═══ DOCUMENT

On Thu, Jul 3, 2008 at 2:32 PM, Dean Michael Berris
<mikhailberis_at_[hidden]> wrote:
> On Wed, Jul 2, 2008 at 6:25 PM, Giovanni Piero Deretta
<snip>
> Consider:
>
> operator|(r, f) -> lazy_range<typeof(r), apply<typeof(f)> >

IMHO operator| shouldn't be restricted to ranges. Logically it should
just apply its lhs to its rhs, regardless of the type of both lhs and
rhs [1]. It is not the job of operator| to create lazy ranges, but of
'f'.

[1] in fact, lacking concepts, rhs or lhs should provide a way to find
operator| via adl, for example inheriting from a pipeable empty class.
Putting operator| in the global namespace is not an option.

>
> Now that allows you to chain operator|(r, f) infinitely, just making
> sure that along the way you create an instance of a specific type
> (lazy_range) which when applied a begin(...) or end(...) function will
> yield the appropriately constructed iterator.

what is the advantage with respect to having 'f' construct the lazy
range instead? It just complicates the implementation of operator|.

>
> Note that in the examples we've been giving:
>
> source | take(10) | filter(filter_function()) | map(mapper())
>
> We'd have a lazy_range<...> which has a type:
>
> lazy_range<
> lazy_range<
> lazy_range<
> range_type,
> taken_range_generator
> >,
> filer_function
> >,
> mapper
>>

how does lazy_range distinguish from a filter range and a map range?
lazy_range<A, B> has to somehow delegate the decision to the B
parameter. At that point you might remove all the smartness from
operator| and move it to B.

Also, how is the above different from
mapped_range<filtered_range<taken_range<range_type>, Filter>,Mapper>
which is still lazy?

══════
═══ LISTING

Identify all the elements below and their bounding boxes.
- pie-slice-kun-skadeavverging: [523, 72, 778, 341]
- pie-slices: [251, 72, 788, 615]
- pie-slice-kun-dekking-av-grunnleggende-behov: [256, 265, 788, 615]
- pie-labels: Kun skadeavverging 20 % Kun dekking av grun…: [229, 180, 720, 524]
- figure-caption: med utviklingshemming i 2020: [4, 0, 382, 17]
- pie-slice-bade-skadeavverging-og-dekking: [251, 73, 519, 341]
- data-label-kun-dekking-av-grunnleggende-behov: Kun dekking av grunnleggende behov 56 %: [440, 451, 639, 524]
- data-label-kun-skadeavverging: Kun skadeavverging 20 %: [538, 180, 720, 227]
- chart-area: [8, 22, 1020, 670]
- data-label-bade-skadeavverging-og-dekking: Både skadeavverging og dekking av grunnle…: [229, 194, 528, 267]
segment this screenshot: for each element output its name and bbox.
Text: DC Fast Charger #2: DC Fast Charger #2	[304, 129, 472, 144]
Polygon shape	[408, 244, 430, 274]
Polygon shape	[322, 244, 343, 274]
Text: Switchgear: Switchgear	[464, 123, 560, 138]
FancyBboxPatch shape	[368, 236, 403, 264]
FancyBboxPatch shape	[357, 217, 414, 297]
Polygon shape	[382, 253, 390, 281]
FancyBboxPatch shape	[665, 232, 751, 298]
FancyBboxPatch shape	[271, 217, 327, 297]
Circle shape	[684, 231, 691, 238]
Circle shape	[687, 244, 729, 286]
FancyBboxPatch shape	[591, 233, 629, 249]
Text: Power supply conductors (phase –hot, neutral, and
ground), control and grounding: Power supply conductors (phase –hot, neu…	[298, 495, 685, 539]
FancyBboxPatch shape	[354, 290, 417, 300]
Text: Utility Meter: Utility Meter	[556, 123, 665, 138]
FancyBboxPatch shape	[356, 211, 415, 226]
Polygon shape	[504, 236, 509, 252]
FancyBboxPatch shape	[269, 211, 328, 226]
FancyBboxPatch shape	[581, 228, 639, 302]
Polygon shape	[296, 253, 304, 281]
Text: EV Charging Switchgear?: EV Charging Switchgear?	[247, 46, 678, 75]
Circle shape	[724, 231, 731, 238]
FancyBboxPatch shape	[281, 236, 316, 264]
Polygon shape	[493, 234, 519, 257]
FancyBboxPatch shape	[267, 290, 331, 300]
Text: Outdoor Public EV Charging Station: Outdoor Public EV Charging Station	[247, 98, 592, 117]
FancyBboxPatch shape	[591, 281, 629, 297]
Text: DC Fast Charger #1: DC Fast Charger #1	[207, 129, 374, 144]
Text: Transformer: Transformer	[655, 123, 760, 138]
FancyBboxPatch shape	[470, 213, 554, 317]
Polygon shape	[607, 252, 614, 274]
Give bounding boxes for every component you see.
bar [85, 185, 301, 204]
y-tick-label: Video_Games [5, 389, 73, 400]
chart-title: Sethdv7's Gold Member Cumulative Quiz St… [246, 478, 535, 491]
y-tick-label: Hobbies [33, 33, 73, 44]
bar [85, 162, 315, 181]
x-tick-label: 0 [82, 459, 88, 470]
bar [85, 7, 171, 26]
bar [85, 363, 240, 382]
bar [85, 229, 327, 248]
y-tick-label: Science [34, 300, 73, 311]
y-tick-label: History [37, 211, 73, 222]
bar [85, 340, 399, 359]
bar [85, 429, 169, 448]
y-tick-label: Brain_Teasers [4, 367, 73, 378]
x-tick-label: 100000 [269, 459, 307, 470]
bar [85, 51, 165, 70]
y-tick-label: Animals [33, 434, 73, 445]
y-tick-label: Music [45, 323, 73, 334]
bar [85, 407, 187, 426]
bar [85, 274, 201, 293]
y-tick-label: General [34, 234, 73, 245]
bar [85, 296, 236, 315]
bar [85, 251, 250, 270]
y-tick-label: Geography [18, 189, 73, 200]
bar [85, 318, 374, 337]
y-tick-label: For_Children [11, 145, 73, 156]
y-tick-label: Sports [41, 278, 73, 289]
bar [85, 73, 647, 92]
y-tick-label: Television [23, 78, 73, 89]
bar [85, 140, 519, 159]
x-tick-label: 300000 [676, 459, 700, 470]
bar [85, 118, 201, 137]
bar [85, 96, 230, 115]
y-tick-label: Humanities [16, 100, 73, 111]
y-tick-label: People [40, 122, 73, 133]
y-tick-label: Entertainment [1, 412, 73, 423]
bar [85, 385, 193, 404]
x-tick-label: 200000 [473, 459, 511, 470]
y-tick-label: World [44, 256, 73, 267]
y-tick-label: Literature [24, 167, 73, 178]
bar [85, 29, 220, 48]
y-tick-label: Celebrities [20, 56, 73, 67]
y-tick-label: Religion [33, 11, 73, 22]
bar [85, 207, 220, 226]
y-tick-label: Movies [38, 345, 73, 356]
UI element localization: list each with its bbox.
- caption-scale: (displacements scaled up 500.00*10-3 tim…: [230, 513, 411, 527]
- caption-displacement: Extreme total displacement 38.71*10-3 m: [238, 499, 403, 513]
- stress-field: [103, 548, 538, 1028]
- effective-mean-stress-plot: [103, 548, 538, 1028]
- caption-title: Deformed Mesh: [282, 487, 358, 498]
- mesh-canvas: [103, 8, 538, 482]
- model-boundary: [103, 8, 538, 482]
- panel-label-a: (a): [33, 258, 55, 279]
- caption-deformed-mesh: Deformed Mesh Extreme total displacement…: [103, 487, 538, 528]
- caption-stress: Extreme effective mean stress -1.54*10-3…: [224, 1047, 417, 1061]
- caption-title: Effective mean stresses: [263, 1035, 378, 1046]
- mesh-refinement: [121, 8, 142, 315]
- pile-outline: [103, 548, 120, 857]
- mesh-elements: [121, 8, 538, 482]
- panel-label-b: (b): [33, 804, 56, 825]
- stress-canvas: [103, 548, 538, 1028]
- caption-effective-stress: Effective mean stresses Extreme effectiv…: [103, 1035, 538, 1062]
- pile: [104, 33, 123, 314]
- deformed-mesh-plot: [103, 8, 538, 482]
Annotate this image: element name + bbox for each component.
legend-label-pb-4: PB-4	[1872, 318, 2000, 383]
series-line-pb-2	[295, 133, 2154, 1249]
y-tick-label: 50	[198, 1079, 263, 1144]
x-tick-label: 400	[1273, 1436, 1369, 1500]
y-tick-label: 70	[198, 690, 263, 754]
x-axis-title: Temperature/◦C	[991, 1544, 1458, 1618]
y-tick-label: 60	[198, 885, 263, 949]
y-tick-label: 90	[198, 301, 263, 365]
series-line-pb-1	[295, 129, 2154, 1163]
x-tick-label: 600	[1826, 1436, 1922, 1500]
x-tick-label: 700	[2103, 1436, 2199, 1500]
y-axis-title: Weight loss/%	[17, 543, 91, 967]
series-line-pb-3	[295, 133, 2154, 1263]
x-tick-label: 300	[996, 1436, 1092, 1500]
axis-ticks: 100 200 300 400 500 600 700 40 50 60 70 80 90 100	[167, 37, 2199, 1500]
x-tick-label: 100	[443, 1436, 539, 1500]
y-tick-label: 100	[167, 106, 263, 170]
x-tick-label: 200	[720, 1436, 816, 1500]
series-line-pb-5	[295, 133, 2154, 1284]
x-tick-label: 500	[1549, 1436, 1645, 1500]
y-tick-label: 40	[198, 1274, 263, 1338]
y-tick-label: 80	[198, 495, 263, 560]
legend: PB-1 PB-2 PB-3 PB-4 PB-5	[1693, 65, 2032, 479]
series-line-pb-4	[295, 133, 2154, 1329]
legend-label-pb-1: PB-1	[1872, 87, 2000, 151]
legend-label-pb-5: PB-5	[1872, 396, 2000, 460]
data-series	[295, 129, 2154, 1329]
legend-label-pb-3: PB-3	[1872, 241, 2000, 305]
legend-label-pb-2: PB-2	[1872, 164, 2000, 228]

══════

In the email about operator| and lazy ranges, where does the writer say operator| cannot be placed?

(WORKED ANSWER):
Putting operator| in the global namespace is not an option.